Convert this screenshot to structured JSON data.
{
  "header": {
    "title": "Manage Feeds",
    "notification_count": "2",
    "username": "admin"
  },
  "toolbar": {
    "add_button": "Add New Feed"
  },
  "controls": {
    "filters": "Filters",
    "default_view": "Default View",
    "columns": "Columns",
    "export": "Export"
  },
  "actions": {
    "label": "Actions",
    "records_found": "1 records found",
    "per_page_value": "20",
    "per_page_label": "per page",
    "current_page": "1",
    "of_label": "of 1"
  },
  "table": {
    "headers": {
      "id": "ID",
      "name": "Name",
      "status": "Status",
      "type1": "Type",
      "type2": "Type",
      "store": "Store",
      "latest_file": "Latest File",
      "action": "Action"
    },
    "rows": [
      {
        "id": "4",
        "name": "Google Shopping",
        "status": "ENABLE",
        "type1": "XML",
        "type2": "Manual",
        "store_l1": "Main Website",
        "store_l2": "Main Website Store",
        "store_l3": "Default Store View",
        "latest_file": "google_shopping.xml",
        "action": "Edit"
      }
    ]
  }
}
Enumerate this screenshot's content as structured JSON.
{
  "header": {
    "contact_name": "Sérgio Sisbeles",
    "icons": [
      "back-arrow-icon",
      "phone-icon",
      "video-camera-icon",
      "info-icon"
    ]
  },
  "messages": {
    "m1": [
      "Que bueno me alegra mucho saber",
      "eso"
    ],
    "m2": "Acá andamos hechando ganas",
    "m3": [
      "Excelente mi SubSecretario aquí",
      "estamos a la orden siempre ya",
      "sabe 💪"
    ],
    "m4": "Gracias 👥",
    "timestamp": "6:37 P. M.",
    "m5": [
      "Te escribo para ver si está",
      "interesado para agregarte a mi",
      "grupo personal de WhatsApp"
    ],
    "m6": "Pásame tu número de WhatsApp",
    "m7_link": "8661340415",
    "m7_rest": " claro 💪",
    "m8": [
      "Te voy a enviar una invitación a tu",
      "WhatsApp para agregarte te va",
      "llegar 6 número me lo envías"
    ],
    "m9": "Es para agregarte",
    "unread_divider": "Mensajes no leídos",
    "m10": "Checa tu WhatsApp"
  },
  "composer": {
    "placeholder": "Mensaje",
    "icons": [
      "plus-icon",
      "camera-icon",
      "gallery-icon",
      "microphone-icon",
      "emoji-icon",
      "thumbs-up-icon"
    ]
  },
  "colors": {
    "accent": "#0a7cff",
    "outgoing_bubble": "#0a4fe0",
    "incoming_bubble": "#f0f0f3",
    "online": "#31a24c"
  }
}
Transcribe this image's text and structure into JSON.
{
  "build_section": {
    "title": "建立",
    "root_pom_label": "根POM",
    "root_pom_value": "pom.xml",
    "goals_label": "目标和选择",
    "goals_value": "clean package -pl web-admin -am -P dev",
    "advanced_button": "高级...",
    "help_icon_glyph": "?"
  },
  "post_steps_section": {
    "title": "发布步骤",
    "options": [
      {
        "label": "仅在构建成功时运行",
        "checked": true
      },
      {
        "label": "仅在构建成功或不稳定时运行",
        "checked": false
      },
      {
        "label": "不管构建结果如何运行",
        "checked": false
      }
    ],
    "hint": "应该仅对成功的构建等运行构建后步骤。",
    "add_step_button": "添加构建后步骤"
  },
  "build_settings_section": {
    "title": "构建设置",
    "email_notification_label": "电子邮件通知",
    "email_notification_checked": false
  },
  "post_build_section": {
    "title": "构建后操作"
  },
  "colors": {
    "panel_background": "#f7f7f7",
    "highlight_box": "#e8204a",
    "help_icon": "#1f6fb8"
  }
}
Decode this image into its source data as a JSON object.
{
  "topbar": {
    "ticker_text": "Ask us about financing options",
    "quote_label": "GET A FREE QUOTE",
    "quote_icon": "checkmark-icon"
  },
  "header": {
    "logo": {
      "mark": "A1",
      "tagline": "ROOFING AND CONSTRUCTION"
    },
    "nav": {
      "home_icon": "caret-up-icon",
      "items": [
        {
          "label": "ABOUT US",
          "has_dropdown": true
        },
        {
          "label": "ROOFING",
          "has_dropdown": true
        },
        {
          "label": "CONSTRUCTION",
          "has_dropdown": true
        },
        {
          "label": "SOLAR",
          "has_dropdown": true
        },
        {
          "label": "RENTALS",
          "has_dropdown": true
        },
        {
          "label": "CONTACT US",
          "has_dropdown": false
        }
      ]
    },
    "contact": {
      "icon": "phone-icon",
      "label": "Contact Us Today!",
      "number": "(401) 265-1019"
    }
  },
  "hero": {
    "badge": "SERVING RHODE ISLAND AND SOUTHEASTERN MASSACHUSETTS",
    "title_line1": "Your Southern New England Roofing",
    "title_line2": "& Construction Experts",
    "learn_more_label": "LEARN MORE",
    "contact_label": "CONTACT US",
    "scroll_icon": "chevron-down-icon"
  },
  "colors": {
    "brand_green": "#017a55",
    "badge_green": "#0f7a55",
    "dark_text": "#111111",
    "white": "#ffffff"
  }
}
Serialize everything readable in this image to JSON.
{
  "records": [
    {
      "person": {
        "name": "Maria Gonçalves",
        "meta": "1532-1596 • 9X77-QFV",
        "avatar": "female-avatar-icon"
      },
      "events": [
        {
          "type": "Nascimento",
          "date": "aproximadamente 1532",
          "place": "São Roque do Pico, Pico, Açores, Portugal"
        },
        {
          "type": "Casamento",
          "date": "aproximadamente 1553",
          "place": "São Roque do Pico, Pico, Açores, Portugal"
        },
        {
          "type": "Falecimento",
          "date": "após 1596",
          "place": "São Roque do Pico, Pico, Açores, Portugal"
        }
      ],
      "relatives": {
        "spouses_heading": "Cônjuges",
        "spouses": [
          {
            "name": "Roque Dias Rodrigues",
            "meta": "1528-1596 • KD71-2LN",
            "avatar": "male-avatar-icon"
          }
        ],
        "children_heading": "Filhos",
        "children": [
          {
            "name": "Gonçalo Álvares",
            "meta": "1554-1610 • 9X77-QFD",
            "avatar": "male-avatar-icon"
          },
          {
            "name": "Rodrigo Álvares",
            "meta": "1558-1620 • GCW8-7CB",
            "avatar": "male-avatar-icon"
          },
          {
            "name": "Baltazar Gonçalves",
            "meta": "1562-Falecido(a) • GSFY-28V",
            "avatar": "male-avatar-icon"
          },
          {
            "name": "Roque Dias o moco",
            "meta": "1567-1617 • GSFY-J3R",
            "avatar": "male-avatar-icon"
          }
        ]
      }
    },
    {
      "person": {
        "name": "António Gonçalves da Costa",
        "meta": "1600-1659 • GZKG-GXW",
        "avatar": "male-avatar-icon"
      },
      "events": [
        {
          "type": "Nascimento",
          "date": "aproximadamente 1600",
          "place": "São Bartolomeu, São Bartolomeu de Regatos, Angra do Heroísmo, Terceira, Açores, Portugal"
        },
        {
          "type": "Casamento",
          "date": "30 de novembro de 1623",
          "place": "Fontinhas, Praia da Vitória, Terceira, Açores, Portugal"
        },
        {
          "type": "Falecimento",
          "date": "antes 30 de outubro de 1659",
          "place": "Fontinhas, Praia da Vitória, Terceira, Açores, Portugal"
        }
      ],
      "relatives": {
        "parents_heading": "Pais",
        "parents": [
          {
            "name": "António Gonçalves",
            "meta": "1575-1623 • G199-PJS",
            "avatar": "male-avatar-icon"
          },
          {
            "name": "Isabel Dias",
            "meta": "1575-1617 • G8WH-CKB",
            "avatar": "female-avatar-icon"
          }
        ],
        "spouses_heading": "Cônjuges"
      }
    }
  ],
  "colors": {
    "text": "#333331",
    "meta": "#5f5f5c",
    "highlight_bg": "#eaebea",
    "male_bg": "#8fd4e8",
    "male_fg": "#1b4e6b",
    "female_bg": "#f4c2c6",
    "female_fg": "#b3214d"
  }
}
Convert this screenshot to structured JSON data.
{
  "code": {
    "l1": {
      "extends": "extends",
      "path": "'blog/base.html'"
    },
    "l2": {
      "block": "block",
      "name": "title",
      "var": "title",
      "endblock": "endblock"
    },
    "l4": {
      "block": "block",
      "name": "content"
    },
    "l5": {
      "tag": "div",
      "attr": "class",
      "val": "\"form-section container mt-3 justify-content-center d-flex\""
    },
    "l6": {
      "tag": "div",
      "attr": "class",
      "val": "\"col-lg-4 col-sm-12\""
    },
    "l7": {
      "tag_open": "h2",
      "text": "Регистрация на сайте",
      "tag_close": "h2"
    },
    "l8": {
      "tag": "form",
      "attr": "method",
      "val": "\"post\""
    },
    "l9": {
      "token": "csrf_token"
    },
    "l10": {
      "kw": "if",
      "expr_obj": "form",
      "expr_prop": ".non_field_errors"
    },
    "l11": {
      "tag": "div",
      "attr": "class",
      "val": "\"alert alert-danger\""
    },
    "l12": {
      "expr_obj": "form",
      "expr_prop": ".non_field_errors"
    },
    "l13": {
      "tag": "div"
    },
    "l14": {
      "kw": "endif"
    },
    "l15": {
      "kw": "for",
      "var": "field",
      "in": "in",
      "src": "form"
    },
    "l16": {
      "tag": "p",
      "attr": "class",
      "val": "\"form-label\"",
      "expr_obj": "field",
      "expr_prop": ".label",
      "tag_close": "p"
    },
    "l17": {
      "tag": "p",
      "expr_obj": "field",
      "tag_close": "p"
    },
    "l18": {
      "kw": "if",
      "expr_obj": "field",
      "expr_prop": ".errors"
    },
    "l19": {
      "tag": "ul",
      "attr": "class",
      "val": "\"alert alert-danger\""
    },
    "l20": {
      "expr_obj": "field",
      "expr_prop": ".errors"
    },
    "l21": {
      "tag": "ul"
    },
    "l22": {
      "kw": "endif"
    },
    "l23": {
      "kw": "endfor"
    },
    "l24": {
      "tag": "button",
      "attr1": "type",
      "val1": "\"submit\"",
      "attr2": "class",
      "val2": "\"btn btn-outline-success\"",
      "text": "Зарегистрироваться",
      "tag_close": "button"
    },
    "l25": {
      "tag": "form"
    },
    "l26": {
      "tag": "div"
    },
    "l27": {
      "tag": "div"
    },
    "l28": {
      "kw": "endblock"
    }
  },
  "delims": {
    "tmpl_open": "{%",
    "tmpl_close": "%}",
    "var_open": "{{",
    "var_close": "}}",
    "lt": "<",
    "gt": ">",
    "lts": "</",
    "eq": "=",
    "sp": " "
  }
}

Written request ▸ Lines containing the string "admin" should be counted; reply with their number and nothing more.

Correct result ▸ 2